Written exercise | In the data below, find the line with "Reverse-engineer this chart into JSON." and output it along with every later line, exactly, but not the pictures.

━━━━━━━━━━━━━━━━━━━━━━━━━━━━━━

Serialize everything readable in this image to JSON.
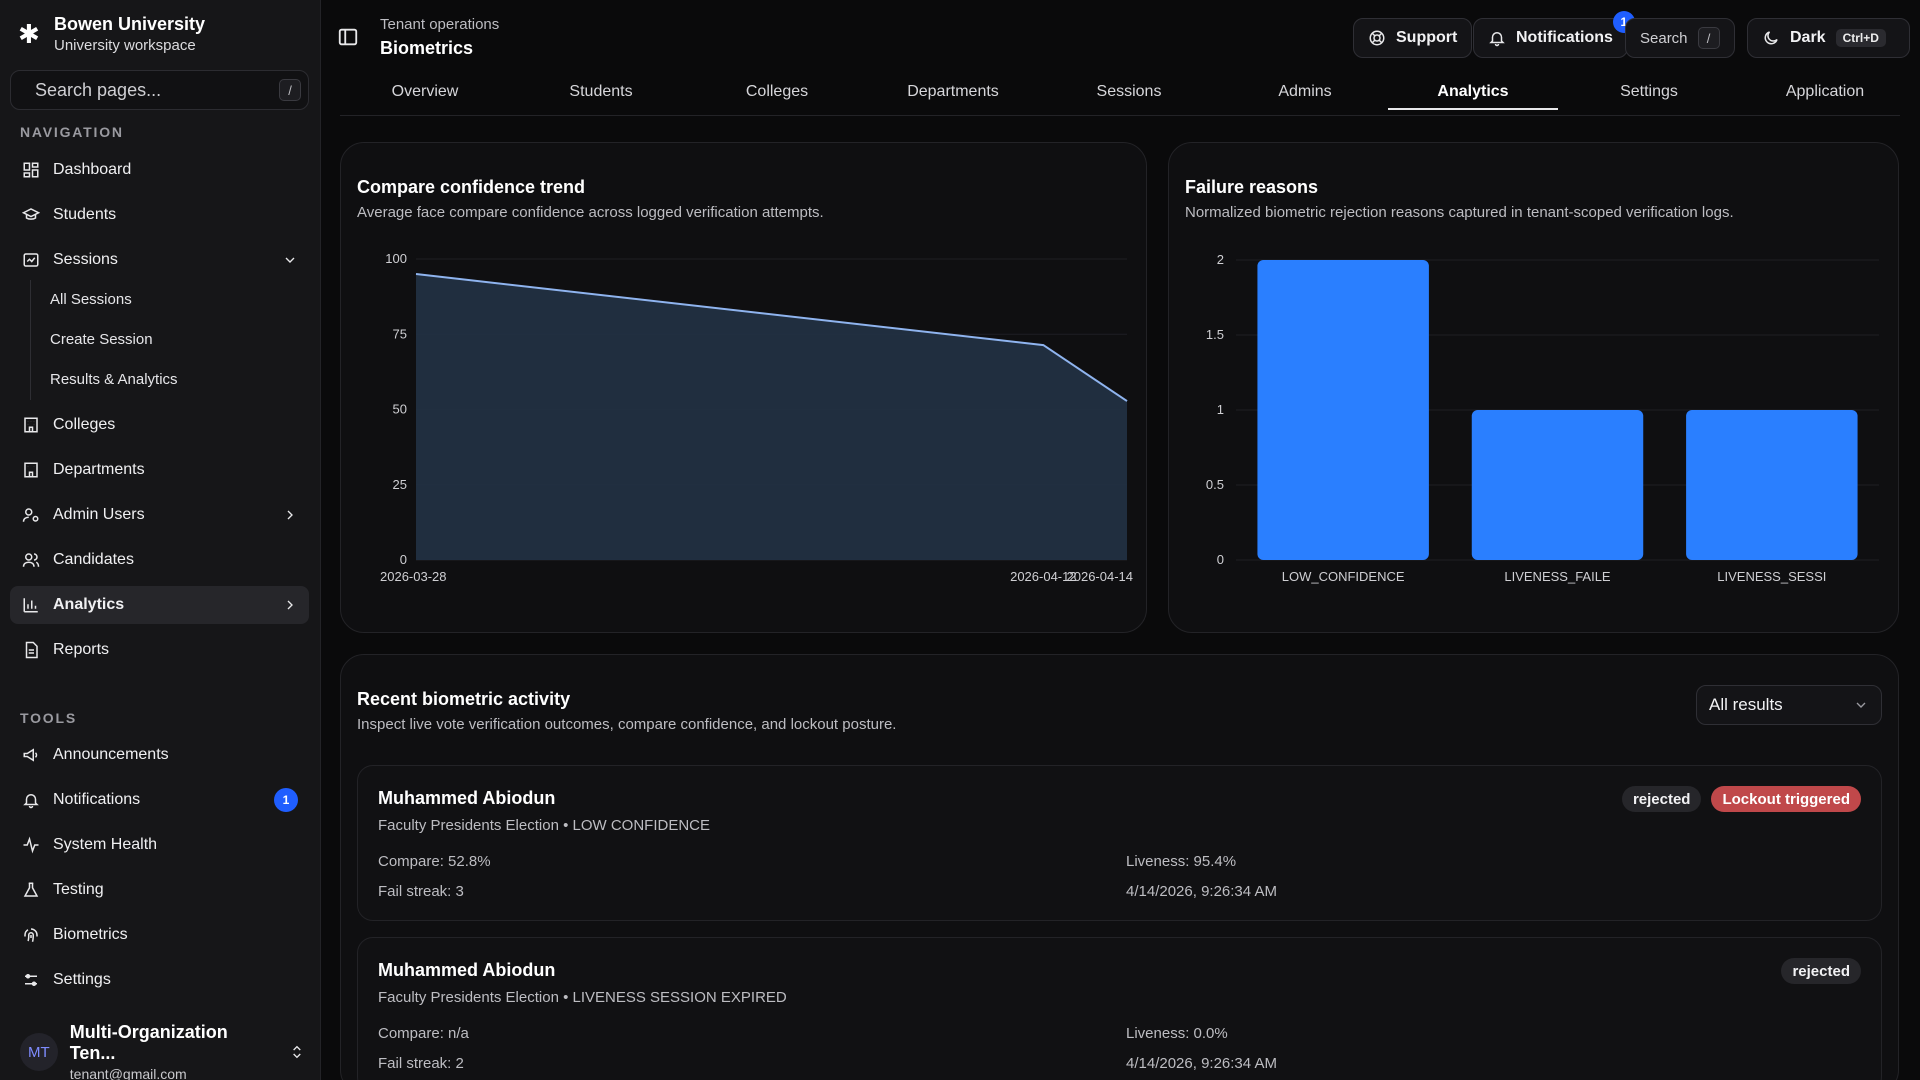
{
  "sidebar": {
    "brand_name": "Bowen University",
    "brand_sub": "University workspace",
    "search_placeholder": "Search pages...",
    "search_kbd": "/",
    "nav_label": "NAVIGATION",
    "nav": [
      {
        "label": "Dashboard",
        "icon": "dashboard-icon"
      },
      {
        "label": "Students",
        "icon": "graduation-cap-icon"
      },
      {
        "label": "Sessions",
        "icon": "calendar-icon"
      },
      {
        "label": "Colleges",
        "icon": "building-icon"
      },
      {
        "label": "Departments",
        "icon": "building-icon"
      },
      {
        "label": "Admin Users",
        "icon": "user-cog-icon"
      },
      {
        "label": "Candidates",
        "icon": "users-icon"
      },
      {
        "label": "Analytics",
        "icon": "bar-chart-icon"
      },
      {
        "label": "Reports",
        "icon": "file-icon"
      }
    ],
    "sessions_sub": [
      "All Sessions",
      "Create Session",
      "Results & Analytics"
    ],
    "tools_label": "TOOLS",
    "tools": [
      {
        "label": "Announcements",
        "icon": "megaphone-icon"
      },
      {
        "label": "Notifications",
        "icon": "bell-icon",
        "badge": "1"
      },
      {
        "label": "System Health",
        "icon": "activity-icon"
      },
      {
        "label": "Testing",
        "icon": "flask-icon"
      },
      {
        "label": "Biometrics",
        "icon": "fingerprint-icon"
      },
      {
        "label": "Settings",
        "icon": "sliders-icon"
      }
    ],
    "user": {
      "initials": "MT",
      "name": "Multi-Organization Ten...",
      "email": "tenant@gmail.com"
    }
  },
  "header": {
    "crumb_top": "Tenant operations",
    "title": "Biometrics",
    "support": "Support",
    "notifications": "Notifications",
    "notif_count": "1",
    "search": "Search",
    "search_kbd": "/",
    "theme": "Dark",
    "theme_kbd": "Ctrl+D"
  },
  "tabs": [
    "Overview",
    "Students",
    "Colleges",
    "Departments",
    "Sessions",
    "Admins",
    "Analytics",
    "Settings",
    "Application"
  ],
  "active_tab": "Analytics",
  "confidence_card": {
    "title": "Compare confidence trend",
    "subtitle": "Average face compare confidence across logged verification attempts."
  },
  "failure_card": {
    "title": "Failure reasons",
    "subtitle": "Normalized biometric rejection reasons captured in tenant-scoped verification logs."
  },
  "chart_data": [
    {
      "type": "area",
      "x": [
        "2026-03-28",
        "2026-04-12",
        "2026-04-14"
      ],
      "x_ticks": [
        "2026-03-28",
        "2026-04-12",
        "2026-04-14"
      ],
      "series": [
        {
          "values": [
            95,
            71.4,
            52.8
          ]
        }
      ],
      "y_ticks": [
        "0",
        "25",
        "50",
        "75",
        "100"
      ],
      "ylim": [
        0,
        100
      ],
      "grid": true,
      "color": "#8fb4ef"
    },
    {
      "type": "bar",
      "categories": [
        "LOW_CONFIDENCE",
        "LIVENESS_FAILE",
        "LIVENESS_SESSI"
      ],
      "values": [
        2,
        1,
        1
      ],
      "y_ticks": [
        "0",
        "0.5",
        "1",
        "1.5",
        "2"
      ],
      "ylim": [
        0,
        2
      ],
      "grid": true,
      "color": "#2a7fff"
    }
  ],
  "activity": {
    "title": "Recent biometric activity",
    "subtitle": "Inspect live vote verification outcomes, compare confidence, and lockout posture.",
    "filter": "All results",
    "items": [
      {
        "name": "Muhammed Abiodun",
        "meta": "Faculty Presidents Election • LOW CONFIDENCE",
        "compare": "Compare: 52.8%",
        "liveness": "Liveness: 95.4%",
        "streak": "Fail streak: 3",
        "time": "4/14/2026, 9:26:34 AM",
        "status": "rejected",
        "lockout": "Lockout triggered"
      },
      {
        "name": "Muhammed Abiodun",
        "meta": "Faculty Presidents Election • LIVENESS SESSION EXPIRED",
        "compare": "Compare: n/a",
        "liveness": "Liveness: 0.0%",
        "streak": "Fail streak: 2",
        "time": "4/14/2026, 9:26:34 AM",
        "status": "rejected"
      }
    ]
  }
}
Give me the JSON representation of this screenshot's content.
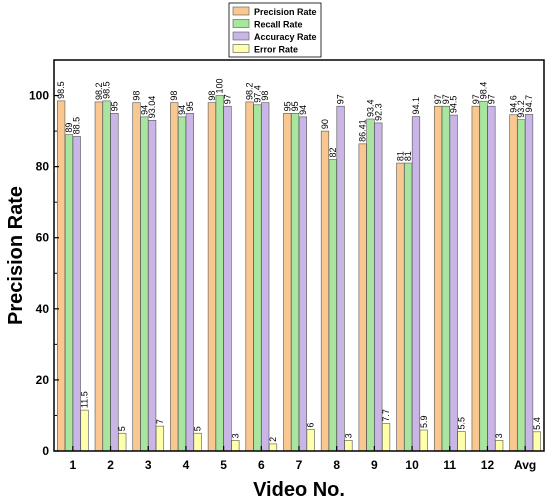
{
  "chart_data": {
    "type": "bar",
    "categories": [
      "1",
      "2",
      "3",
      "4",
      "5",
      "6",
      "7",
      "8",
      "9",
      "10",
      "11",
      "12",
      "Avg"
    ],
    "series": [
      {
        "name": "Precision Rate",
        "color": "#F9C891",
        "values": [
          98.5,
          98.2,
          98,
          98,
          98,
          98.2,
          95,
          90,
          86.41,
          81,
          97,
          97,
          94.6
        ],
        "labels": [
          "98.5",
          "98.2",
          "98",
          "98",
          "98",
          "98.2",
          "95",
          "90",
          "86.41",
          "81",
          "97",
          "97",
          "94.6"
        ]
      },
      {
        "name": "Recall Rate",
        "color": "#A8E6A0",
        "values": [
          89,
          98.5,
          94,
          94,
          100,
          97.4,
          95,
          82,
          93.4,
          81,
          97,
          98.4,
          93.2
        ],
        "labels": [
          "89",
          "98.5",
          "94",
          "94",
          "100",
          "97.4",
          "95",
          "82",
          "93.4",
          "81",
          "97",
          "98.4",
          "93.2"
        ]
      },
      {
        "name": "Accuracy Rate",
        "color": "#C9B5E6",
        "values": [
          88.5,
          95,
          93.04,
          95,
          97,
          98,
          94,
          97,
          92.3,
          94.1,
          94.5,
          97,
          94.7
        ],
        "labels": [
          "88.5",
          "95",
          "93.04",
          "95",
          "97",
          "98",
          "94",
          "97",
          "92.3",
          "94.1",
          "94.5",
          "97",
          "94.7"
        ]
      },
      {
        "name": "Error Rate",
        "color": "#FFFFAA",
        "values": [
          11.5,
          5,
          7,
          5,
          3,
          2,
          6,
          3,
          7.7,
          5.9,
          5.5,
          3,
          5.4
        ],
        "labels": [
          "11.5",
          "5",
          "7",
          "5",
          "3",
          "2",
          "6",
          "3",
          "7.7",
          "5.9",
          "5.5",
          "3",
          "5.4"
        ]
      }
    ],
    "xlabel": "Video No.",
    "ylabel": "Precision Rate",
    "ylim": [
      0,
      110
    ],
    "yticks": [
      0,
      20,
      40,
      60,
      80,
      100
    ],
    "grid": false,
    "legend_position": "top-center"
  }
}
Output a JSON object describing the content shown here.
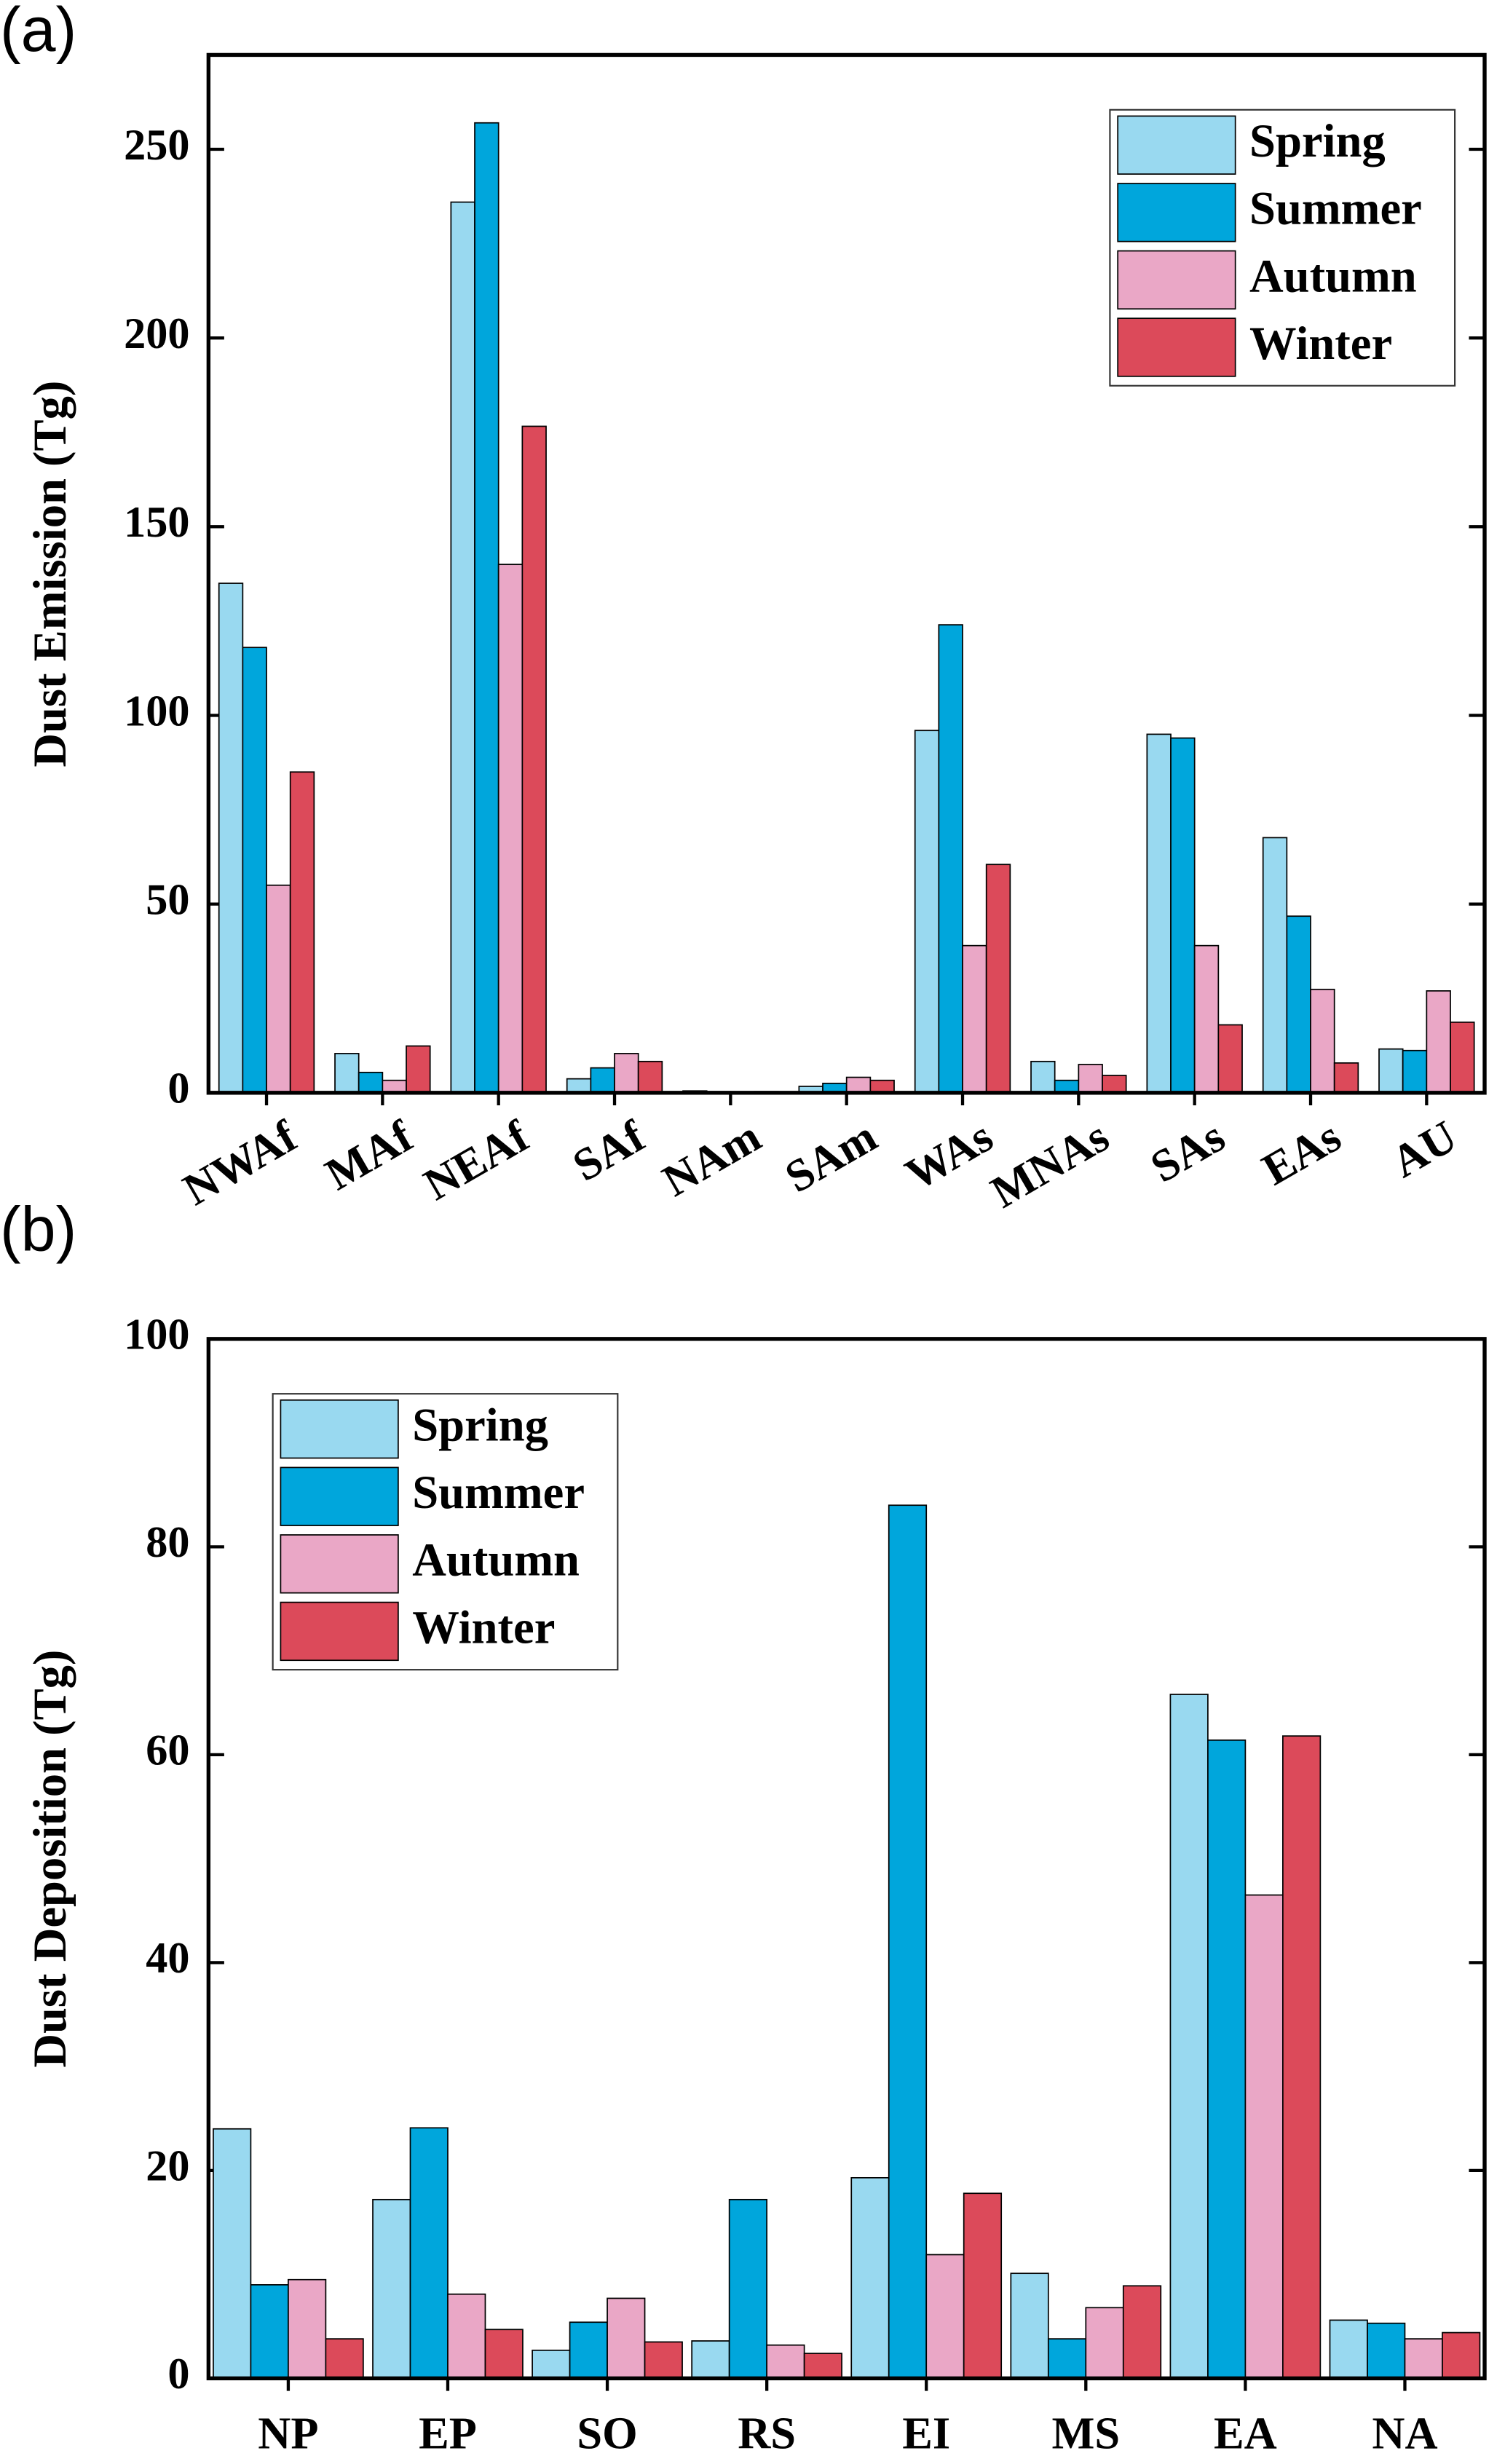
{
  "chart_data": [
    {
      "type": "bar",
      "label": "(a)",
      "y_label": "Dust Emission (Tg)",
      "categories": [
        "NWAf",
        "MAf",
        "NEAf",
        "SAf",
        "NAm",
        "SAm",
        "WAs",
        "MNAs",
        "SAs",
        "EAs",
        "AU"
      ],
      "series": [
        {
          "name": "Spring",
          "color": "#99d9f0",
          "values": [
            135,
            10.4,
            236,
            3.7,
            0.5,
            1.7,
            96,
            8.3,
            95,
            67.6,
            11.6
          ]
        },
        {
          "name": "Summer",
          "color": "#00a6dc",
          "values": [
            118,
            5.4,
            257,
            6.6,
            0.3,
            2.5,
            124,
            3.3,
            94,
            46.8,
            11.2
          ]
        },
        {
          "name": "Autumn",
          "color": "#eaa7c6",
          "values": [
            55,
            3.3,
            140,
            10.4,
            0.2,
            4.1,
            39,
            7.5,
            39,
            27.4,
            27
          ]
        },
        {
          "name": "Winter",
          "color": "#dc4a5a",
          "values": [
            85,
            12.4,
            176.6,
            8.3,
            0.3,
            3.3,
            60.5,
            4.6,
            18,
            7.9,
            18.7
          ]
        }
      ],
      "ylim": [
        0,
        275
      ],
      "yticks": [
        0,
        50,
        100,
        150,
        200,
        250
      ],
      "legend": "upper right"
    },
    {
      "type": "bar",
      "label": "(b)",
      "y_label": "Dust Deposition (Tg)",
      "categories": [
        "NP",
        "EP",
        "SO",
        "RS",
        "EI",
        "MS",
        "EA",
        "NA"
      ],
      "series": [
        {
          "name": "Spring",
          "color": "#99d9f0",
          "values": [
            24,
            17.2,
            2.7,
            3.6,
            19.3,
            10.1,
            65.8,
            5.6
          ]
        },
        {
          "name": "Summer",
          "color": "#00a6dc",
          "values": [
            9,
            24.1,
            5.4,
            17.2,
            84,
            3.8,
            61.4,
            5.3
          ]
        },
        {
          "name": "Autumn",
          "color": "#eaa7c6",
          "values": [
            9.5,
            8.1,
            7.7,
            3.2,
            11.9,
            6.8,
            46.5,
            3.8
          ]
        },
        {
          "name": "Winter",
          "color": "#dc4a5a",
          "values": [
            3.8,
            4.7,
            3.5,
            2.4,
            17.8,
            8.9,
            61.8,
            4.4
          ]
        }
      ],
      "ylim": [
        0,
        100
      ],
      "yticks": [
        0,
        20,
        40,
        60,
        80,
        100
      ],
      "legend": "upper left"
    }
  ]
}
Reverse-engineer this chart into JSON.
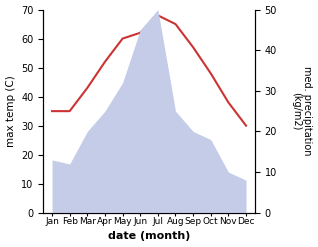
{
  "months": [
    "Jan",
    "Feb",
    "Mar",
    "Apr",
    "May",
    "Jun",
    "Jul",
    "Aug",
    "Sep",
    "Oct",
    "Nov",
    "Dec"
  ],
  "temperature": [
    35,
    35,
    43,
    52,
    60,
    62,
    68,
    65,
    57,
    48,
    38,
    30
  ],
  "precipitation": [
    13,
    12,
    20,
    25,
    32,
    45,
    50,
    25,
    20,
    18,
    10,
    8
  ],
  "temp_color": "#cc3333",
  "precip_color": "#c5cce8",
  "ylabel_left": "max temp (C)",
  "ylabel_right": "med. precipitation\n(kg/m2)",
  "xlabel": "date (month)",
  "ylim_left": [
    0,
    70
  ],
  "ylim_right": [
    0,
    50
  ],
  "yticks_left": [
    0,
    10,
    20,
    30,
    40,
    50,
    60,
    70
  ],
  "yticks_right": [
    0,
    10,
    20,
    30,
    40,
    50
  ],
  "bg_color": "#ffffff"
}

━━━━━━━━━━━━━━━━━━━━━━━━━━━━━━

Expected output |
Reverse-engineer this chart into JSON.
{
  "months": [
    "Jan",
    "Feb",
    "Mar",
    "Apr",
    "May",
    "Jun",
    "Jul",
    "Aug",
    "Sep",
    "Oct",
    "Nov",
    "Dec"
  ],
  "temperature": [
    35,
    35,
    43,
    52,
    60,
    62,
    68,
    65,
    57,
    48,
    38,
    30
  ],
  "precipitation": [
    13,
    12,
    20,
    25,
    32,
    45,
    50,
    25,
    20,
    18,
    10,
    8
  ],
  "temp_color": "#cc3333",
  "precip_color": "#c5cce8",
  "ylabel_left": "max temp (C)",
  "ylabel_right": "med. precipitation\n(kg/m2)",
  "xlabel": "date (month)",
  "ylim_left": [
    0,
    70
  ],
  "ylim_right": [
    0,
    50
  ],
  "yticks_left": [
    0,
    10,
    20,
    30,
    40,
    50,
    60,
    70
  ],
  "yticks_right": [
    0,
    10,
    20,
    30,
    40,
    50
  ],
  "bg_color": "#ffffff"
}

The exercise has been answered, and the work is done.